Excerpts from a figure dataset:
----------------------------------------
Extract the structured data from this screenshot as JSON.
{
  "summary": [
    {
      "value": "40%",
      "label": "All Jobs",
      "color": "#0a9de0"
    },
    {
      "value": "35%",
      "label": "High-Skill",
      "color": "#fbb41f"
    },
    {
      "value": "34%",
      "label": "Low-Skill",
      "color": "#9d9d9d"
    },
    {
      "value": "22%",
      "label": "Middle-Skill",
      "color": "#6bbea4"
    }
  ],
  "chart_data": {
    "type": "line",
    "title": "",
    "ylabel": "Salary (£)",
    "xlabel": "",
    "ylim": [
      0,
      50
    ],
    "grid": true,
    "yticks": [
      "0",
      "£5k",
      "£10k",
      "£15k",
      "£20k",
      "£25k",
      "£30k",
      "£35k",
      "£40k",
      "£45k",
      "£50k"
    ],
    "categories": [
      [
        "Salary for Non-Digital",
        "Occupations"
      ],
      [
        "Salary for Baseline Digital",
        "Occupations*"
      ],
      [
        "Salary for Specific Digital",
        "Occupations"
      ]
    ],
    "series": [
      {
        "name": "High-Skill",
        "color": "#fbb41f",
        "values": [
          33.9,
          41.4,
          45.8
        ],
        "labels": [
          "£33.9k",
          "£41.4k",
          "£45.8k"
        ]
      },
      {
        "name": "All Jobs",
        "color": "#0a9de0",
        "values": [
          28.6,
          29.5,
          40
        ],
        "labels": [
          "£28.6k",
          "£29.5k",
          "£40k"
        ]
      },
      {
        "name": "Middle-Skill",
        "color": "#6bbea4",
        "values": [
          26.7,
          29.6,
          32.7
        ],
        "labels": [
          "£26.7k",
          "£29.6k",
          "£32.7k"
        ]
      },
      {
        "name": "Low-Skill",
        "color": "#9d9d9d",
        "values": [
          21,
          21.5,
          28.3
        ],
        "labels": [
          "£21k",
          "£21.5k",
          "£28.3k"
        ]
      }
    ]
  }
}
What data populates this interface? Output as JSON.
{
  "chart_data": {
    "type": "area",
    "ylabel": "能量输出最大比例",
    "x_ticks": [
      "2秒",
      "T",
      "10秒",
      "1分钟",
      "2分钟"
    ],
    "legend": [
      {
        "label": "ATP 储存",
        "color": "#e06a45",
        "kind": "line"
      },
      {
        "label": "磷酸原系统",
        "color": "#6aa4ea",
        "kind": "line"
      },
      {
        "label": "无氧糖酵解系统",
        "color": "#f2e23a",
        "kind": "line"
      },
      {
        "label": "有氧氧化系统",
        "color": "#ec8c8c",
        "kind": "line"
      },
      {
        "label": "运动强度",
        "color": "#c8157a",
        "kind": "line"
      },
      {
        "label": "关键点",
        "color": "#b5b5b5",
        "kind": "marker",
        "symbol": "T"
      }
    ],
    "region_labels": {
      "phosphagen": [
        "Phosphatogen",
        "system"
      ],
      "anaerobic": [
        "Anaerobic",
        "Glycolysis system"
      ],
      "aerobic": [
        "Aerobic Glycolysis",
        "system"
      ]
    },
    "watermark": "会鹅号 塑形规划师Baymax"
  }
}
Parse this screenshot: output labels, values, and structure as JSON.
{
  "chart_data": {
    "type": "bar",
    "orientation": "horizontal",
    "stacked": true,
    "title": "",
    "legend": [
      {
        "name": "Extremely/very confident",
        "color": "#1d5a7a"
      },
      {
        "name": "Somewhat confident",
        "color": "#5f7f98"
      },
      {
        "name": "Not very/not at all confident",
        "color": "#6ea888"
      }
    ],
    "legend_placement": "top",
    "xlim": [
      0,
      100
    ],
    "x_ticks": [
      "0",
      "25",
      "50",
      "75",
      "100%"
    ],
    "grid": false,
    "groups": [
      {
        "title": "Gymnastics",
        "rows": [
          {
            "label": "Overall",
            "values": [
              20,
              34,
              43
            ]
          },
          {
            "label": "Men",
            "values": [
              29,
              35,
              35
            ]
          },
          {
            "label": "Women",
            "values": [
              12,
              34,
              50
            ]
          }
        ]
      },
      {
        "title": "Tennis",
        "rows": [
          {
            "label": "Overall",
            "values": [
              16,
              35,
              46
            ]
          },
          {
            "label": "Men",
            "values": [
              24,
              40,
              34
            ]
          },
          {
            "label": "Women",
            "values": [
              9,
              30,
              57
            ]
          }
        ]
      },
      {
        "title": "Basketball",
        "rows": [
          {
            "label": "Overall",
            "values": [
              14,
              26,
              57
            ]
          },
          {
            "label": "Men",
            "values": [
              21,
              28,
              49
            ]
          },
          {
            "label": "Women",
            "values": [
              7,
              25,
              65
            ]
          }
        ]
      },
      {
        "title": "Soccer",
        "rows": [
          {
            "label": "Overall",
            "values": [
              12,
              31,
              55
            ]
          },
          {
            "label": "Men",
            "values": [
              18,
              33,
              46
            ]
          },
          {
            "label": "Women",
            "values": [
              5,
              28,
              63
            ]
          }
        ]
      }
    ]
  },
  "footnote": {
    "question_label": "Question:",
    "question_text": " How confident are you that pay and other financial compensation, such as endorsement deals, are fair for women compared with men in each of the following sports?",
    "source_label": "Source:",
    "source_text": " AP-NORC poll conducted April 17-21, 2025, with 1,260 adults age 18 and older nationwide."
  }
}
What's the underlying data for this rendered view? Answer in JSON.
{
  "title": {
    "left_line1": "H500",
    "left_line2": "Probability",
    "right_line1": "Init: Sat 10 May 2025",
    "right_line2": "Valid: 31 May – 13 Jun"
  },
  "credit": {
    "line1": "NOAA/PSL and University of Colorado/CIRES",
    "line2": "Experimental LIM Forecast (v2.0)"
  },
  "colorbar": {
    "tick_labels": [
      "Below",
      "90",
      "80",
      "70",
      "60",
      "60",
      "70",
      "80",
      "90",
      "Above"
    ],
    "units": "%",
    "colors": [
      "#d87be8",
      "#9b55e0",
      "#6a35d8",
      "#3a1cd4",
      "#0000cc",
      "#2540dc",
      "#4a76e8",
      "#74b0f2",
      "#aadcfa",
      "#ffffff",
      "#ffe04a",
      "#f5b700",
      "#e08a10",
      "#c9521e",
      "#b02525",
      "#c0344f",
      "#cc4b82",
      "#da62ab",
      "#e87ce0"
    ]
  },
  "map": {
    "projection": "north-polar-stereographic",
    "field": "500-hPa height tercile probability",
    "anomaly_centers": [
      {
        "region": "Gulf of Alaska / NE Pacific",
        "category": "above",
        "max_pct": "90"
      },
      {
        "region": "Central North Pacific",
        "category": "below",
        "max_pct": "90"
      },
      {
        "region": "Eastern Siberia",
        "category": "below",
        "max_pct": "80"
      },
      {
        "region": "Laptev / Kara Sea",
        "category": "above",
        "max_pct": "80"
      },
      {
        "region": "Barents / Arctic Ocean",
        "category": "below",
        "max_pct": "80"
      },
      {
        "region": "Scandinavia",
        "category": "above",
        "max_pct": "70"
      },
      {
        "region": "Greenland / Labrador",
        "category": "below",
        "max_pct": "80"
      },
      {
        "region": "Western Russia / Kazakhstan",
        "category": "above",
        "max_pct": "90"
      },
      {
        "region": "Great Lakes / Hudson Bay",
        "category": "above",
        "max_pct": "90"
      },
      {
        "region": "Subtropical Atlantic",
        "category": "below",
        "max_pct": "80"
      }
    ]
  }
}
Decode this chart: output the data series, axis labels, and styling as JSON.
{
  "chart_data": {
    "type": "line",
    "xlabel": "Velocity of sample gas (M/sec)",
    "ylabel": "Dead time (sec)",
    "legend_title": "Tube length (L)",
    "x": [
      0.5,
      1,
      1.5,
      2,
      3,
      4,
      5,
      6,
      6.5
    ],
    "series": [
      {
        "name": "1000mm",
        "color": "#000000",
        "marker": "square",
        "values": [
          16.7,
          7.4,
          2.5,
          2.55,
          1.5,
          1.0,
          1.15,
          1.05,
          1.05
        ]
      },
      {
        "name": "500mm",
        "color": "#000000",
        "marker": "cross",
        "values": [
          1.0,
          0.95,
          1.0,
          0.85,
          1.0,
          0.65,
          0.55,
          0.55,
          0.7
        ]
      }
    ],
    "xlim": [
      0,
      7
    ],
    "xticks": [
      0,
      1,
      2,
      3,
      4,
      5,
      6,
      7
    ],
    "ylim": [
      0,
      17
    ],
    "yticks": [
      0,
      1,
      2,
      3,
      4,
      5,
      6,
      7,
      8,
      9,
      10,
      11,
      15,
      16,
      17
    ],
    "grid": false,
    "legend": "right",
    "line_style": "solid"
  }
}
----------------------------------------
-- WHAT NEEDS TO BE DONE --
Pick out every line of the listing containing the word "marker", and show those lines.

-- ANSWER IN FULL --
        "kind": "marker",
        "marker": "square",
        "marker": "cross",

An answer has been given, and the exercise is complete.